* _BRIEF_
Repeat word for word everything from the start of the records down to the line containing "tree-row[interactable]: Drive5: Fixed", including that line.

* _DATA FOR THE TASK_
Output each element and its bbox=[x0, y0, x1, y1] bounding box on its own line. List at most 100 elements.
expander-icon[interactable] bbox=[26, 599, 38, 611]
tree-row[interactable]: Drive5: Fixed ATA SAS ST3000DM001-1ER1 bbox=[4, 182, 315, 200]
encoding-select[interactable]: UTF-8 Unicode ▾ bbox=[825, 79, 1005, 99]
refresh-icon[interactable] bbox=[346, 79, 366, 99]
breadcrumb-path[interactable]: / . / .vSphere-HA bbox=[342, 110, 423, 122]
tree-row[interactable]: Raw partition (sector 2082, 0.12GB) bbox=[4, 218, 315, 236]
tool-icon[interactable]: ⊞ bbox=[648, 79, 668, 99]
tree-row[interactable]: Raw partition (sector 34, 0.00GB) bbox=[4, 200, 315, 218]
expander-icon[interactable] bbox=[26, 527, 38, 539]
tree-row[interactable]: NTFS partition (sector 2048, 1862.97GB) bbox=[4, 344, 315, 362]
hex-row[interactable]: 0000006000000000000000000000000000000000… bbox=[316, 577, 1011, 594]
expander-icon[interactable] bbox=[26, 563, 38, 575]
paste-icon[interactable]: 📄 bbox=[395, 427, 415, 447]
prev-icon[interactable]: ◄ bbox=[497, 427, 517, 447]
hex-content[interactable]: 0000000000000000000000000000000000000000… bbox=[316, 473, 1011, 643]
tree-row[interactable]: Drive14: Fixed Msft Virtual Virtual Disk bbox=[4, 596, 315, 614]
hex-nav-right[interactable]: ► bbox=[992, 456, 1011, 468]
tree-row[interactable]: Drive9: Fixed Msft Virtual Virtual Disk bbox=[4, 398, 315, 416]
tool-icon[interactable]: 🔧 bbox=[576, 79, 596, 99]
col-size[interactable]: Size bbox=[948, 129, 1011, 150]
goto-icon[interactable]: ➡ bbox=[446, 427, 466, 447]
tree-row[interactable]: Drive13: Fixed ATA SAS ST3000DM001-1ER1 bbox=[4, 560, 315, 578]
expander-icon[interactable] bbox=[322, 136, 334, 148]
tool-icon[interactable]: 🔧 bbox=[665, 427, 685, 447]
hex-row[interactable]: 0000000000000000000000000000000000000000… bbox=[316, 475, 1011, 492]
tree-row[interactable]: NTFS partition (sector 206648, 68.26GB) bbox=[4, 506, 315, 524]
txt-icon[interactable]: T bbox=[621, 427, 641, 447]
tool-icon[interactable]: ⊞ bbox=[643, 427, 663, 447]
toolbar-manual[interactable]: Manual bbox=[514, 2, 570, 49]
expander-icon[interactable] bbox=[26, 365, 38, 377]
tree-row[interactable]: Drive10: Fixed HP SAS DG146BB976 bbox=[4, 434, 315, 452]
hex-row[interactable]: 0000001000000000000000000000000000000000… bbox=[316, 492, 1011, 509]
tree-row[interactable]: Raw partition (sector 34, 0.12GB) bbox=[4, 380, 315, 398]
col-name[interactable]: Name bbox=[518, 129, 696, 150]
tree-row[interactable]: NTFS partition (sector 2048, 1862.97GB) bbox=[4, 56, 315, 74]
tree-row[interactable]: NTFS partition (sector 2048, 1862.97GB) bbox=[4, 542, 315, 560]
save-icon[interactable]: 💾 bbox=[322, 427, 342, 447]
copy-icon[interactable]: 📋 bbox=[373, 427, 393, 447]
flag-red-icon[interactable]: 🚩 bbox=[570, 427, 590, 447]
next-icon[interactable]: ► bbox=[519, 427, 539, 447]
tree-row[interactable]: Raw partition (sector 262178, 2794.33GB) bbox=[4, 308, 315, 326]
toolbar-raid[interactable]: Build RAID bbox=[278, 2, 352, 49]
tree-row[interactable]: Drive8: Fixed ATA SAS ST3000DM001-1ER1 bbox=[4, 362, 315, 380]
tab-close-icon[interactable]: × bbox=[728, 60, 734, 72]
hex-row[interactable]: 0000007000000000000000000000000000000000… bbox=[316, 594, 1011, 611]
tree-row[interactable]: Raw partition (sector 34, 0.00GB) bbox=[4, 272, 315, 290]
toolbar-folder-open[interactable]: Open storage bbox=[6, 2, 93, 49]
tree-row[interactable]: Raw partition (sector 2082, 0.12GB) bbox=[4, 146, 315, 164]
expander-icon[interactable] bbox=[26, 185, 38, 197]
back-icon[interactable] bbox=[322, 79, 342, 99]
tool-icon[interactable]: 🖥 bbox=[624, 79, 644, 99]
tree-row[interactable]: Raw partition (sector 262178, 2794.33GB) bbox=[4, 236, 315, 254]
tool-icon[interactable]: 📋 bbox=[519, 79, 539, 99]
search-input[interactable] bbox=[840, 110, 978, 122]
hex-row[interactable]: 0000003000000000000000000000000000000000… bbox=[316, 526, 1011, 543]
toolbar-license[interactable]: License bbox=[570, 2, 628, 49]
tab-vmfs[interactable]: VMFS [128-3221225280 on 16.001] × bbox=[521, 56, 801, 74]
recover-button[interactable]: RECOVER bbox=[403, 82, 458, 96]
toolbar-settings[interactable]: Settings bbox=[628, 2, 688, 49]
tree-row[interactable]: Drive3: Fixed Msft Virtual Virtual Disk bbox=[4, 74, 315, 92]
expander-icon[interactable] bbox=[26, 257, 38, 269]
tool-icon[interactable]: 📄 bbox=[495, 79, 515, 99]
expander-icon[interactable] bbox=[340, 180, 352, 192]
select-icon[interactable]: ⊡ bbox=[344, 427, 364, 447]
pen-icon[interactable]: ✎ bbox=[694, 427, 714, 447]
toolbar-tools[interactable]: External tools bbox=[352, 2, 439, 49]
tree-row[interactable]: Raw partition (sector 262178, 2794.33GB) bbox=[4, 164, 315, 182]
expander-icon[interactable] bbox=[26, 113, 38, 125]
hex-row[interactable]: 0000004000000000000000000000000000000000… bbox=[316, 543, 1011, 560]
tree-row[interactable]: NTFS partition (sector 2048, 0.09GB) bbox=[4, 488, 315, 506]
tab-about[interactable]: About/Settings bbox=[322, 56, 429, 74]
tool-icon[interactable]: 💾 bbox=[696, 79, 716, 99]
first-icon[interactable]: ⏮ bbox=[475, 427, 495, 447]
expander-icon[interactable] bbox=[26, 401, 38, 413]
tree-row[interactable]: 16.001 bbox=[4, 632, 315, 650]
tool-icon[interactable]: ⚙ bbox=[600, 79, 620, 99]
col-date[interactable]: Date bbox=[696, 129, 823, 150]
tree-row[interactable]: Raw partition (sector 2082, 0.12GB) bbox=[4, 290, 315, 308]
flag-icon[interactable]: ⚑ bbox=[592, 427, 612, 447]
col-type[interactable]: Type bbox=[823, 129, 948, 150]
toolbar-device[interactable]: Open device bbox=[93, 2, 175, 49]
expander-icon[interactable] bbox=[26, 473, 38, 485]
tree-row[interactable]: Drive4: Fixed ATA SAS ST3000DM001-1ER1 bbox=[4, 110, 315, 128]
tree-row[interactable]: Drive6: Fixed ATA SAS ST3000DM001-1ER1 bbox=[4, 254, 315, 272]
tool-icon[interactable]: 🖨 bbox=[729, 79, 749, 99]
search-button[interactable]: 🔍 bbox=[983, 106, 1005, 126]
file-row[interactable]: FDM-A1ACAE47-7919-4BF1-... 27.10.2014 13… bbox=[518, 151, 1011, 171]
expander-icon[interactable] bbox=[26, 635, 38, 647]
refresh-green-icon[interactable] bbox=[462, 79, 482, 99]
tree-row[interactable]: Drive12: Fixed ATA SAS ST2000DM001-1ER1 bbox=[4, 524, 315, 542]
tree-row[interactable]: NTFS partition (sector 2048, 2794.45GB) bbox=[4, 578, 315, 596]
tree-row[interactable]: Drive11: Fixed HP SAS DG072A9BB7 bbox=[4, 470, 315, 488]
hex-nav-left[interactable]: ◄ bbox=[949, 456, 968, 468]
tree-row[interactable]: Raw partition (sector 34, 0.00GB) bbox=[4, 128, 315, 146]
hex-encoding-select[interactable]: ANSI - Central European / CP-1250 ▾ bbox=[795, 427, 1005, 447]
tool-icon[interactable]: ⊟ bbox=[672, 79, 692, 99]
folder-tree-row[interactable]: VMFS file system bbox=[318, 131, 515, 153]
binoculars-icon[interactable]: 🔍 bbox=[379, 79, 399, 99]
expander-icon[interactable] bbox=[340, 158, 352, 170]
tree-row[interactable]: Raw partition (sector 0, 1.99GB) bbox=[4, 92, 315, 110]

* _RESPONSE TO THE EXERCISE_
Output each element and its bbox=[x0, y0, x1, y1] bounding box on its own line. List at most 100 elements.
expander-icon[interactable] bbox=[26, 599, 38, 611]
tree-row[interactable]: Drive5: Fixed ATA SAS ST3000DM001-1ER1 bbox=[4, 182, 315, 200]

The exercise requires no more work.